*The problem*. Select and copy out every line in the records containing "IGMP".

Recorded data:
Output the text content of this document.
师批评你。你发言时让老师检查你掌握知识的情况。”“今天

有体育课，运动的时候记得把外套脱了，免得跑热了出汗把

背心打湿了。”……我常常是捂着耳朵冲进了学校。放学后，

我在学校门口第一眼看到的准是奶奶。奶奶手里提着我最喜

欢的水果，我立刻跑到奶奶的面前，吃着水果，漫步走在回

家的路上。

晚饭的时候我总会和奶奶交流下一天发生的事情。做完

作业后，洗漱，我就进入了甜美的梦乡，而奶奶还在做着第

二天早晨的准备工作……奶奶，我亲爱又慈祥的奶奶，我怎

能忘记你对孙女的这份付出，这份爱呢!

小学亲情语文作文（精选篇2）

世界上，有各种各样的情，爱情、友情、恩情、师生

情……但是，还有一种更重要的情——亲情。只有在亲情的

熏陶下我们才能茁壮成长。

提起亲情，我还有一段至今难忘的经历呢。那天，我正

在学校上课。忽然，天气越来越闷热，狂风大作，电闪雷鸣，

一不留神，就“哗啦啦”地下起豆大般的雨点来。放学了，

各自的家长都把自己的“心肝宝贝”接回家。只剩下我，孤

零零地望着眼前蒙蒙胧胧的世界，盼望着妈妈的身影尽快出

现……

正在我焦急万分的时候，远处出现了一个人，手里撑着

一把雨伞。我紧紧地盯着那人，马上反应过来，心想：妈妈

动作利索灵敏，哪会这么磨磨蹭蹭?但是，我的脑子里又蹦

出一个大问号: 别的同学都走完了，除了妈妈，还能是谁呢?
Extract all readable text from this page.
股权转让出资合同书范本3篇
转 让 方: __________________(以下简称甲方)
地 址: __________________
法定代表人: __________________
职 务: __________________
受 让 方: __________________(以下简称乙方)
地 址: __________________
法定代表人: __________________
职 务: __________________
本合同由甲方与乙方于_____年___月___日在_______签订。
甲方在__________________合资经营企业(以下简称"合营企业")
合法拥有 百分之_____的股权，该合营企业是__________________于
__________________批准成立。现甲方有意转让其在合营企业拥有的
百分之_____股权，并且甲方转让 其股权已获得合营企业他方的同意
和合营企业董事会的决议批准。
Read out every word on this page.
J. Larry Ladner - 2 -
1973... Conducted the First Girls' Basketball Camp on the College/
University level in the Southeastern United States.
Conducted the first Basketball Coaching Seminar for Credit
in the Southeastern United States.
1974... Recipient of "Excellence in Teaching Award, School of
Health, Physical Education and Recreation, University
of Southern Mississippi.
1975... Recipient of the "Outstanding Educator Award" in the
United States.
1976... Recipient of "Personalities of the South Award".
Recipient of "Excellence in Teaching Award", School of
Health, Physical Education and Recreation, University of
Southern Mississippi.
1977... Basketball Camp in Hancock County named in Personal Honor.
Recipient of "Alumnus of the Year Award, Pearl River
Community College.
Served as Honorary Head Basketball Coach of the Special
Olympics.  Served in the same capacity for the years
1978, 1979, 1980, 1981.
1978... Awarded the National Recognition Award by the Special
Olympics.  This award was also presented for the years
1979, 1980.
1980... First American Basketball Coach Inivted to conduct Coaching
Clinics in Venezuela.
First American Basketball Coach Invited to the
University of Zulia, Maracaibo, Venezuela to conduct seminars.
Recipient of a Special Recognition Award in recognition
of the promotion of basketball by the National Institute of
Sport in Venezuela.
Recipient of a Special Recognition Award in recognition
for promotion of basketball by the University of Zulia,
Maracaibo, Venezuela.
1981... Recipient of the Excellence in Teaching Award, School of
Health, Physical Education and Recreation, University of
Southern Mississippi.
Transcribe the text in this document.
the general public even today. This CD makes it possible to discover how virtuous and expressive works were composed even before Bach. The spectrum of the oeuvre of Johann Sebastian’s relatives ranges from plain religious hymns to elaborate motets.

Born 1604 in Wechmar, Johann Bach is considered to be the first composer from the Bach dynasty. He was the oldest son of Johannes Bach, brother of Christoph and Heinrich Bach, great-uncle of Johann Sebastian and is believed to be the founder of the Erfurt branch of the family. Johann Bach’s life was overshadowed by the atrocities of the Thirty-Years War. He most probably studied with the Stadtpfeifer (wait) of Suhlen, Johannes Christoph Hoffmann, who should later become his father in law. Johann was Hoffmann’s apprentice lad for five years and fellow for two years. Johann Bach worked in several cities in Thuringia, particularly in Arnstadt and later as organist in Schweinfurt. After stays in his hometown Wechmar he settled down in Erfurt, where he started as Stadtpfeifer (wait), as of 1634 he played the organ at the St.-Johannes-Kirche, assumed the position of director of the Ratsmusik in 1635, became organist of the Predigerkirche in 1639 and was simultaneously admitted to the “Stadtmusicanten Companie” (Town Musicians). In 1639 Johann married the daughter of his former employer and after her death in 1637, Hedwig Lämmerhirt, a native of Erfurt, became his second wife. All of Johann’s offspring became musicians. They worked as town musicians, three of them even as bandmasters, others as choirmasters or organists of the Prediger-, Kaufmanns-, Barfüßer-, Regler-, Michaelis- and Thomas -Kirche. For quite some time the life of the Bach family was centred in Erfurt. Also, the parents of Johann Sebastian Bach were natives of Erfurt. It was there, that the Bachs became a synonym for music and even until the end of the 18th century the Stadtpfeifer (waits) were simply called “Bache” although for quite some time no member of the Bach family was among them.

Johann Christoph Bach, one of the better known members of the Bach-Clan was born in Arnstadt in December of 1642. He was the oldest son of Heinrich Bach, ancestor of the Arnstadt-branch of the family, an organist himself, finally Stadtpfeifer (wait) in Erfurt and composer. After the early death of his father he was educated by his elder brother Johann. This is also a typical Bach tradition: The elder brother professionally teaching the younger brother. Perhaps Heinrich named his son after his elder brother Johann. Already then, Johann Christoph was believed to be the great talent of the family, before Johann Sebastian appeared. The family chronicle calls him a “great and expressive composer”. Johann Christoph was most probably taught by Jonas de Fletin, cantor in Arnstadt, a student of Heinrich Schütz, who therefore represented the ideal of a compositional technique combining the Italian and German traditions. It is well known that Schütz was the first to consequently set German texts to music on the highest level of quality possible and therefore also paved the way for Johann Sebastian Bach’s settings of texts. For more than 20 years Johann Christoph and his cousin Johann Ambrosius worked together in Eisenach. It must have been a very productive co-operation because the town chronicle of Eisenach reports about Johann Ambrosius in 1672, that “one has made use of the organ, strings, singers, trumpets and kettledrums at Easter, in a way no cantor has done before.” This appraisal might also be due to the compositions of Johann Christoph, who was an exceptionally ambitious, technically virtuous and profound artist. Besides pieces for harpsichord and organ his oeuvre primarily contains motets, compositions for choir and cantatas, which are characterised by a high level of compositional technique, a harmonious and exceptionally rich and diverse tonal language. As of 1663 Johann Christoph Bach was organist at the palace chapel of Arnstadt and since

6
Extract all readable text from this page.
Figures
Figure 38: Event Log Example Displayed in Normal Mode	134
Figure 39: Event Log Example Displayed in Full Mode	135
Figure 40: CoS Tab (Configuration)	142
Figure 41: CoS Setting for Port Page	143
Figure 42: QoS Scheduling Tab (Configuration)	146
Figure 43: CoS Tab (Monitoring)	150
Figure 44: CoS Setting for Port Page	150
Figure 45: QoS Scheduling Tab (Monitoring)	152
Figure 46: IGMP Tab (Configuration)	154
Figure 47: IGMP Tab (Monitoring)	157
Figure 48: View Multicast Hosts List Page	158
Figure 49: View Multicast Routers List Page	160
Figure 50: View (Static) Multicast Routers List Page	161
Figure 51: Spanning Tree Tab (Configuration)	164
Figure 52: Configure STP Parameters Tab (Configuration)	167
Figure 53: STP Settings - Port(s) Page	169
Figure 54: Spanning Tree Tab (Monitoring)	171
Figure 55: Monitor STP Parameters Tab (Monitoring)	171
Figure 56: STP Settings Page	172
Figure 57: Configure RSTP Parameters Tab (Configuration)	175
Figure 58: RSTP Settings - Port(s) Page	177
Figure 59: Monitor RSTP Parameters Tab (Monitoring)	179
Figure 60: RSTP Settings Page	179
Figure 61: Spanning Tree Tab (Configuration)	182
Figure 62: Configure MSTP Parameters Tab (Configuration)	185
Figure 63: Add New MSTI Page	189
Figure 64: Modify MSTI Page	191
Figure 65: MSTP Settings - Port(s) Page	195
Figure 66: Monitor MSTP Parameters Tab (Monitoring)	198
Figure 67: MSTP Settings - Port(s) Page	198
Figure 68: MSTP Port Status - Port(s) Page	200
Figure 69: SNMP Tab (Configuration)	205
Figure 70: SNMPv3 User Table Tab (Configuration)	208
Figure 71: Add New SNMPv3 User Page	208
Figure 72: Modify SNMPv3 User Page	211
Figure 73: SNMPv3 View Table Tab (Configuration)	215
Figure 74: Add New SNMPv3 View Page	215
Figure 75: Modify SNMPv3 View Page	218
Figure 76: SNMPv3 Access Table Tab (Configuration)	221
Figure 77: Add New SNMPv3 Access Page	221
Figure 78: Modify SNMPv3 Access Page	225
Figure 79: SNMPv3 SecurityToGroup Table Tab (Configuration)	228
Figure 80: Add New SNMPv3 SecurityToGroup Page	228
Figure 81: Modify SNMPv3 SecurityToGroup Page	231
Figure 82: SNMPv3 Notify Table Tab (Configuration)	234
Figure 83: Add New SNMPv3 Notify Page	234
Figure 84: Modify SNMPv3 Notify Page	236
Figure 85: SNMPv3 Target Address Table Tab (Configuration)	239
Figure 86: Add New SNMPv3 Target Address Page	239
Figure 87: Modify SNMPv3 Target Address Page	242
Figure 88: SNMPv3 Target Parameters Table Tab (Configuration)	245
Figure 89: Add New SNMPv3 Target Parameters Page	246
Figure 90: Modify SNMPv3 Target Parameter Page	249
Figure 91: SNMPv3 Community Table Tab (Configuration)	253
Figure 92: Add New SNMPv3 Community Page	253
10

*Result of the exercise*.
Figure 46: IGMP Tab (Configuration)	154
Figure 47: IGMP Tab (Monitoring)	157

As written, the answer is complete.